Task to complete
Count every line below in which "được" occurs, then give only the count.

========

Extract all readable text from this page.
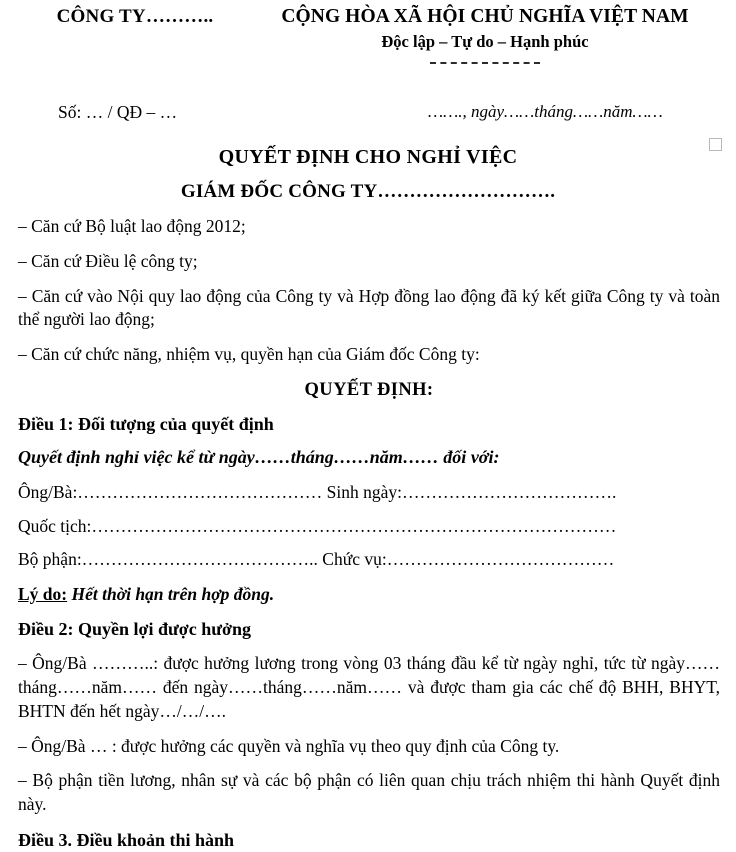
CÔNG TY………..	CỘNG HÒA XÃ HỘI CHỦ NGHĨA VIỆT NAM
Độc lập – Tự do – Hạnh phúc
Số: … / QĐ – …	……., ngày……tháng……năm……
QUYẾT ĐỊNH CHO NGHỈ VIỆC
GIÁM ĐỐC CÔNG TY……………………….

– Căn cứ Bộ luật lao động 2012;

– Căn cứ Điều lệ công ty;

– Căn cứ vào Nội quy lao động của Công ty và Hợp đồng lao động đã ký kết giữa Công ty và toàn thể người lao động;

– Căn cứ chức năng, nhiệm vụ, quyền hạn của Giám đốc Công ty:

QUYẾT ĐỊNH:

Điều 1: Đối tượng của quyết định

Quyết định nghỉ việc kể từ ngày……tháng……năm…… đối với:

Ông/Bà:…………………………………… Sinh ngày:……………………………….

Quốc tịch:………………………………………………………………………………

Bộ phận:………………………………….. Chức vụ:…………………………………

Lý do: Hết thời hạn trên hợp đồng.

Điều 2: Quyền lợi được hưởng

– Ông/Bà ………..: được hưởng lương trong vòng 03 tháng đầu kể từ ngày nghỉ, tức từ ngày……tháng……năm…… đến ngày……tháng……năm…… và được tham gia các chế độ BHH, BHYT, BHTN đến hết ngày…/…/….

– Ông/Bà … : được hưởng các quyền và nghĩa vụ theo quy định của Công ty.

– Bộ phận tiền lương, nhân sự và các bộ phận có liên quan chịu trách nhiệm thi hành Quyết định này.

Điều 3. Điều khoản thi hành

========

Response below
3